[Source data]
++++++++
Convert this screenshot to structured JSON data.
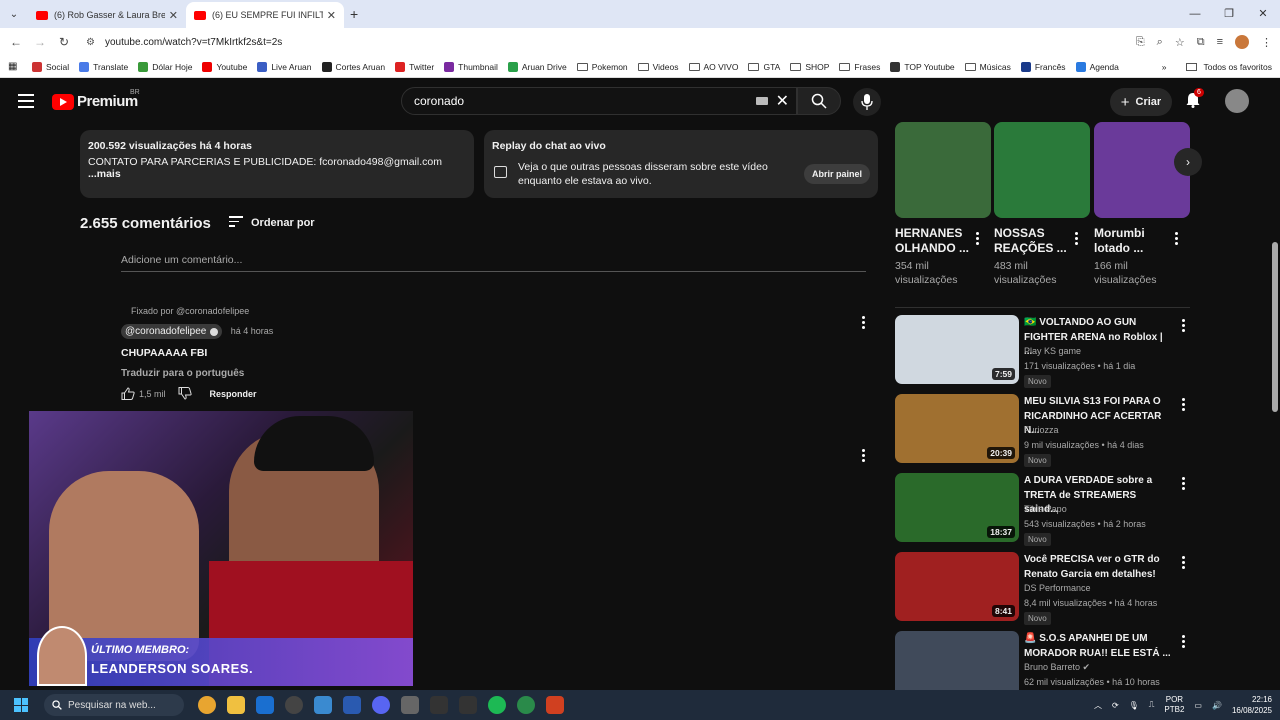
{
  "browser": {
    "tabs": [
      {
        "title": "(6) Rob Gasser & Laura Brehm -",
        "active": false
      },
      {
        "title": "(6) EU SEMPRE FUI INFILTRADO",
        "active": true
      }
    ],
    "url": "youtube.com/watch?v=t7MkIrtkf2s&t=2s",
    "bookmarks": [
      "Social",
      "Translate",
      "Dólar Hoje",
      "Youtube",
      "Live Aruan",
      "Cortes Aruan",
      "Twitter",
      "Thumbnail",
      "Aruan Drive",
      "Pokemon",
      "Videos",
      "AO VIVO",
      "GTA",
      "SHOP",
      "Frases",
      "TOP Youtube",
      "Músicas",
      "Francês",
      "Agenda"
    ],
    "all_bookmarks": "Todos os favoritos"
  },
  "header": {
    "logo": "Premium",
    "region": "BR",
    "search_value": "coronado",
    "create_label": "Criar",
    "notif_count": "6"
  },
  "description": {
    "views": "200.592 visualizações  há 4 horas",
    "text": "CONTATO PARA PARCERIAS E PUBLICIDADE: fcoronado498@gmail.com",
    "more": "...mais"
  },
  "replay": {
    "title": "Replay do chat ao vivo",
    "body": "Veja o que outras pessoas disseram sobre este vídeo enquanto ele estava ao vivo.",
    "button": "Abrir painel"
  },
  "comments": {
    "count": "2.655 comentários",
    "sort": "Ordenar por",
    "add_placeholder": "Adicione um comentário...",
    "pinned_by": "Fixado por @coronadofelipee",
    "handle": "@coronadofelipee",
    "time": "há 4 horas",
    "text": "CHUPAAAAA FBI",
    "translate": "Traduzir para o português",
    "likes": "1,5 mil",
    "reply": "Responder"
  },
  "player": {
    "caption_top": "ÚLTIMO MEMBRO:",
    "caption_name": "LEANDERSON SOARES."
  },
  "shorts": [
    {
      "title": "HERNANES OLHANDO ...",
      "views": "354 mil visualizações",
      "color": "#3a6a3a"
    },
    {
      "title": "NOSSAS REAÇÕES ...",
      "views": "483 mil visualizações",
      "color": "#2a7a3a"
    },
    {
      "title": "Morumbi lotado ...",
      "views": "166 mil visualizações",
      "color": "#6a3a9a"
    }
  ],
  "videos": [
    {
      "title": "🇧🇷 VOLTANDO AO GUN FIGHTER ARENA no Roblox | ...",
      "channel": "Play KS game",
      "meta": "171 visualizações • há 1 dia",
      "badge": "Novo",
      "duration": "7:59",
      "color": "#d0d8e0"
    },
    {
      "title": "MEU SILVIA S13 FOI PARA O RICARDINHO ACF ACERTAR N...",
      "channel": "Furiozza",
      "meta": "9 mil visualizações • há 4 dias",
      "badge": "Novo",
      "duration": "20:39",
      "color": "#a07030"
    },
    {
      "title": "A DURA VERDADE sobre a TRETA de  STREAMERS saind...",
      "channel": "Tibia Papo",
      "meta": "543 visualizações • há 2 horas",
      "badge": "Novo",
      "duration": "18:37",
      "color": "#2a6a2a"
    },
    {
      "title": "Você PRECISA ver o GTR do Renato Garcia em detalhes!",
      "channel": "DS Performance",
      "meta": "8,4 mil visualizações • há 4 horas",
      "badge": "Novo",
      "duration": "8:41",
      "color": "#a02020"
    },
    {
      "title": "🚨 S.O.S APANHEI DE UM MORADOR RUA!! ELE ESTÁ ...",
      "channel": "Bruno Barreto",
      "meta": "62 mil visualizações • há 10 horas",
      "badge": "",
      "duration": "",
      "color": "#404a5a"
    }
  ],
  "taskbar": {
    "search": "Pesquisar na web...",
    "lang1": "POR",
    "lang2": "PTB2",
    "time": "22:16",
    "date": "16/08/2025"
  }
}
++++++++
▶ _What the task asks_
Look through the data and gather every line with the string "views" in it.

▶ _Exercise result_
    "views": "200.592 visualizações  há 4 horas",
      "views": "354 mil visualizações",
      "views": "483 mil visualizações",
      "views": "166 mil visualizações",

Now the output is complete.